SHORT PROBLEM: Copy out the data below verbatim.

GIVEN ENTRIES:
-- Begin --
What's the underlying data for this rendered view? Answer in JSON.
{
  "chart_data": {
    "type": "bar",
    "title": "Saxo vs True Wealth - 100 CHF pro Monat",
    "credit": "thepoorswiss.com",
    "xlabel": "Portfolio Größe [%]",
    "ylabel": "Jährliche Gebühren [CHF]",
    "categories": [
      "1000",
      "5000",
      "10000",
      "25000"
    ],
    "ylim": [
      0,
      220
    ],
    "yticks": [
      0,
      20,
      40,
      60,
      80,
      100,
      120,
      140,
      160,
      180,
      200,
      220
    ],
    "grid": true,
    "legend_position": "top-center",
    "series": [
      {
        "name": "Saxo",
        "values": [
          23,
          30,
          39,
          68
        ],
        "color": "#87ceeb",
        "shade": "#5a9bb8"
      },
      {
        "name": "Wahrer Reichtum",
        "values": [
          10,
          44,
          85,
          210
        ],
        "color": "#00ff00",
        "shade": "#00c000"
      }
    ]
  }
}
-- End --
EXERCISE RESPONSE:
What's the underlying data for this rendered view? Answer in JSON.
{
  "chart_data": {
    "type": "bar",
    "title": "Saxo vs True Wealth - 100 CHF pro Monat",
    "credit": "thepoorswiss.com",
    "xlabel": "Portfolio Größe [%]",
    "ylabel": "Jährliche Gebühren [CHF]",
    "categories": [
      "1000",
      "5000",
      "10000",
      "25000"
    ],
    "ylim": [
      0,
      220
    ],
    "yticks": [
      0,
      20,
      40,
      60,
      80,
      100,
      120,
      140,
      160,
      180,
      200,
      220
    ],
    "grid": true,
    "legend_position": "top-center",
    "series": [
      {
        "name": "Saxo",
        "values": [
          23,
          30,
          39,
          68
        ],
        "color": "#87ceeb",
        "shade": "#5a9bb8"
      },
      {
        "name": "Wahrer Reichtum",
        "values": [
          10,
          44,
          85,
          210
        ],
        "color": "#00ff00",
        "shade": "#00c000"
      }
    ]
  }
}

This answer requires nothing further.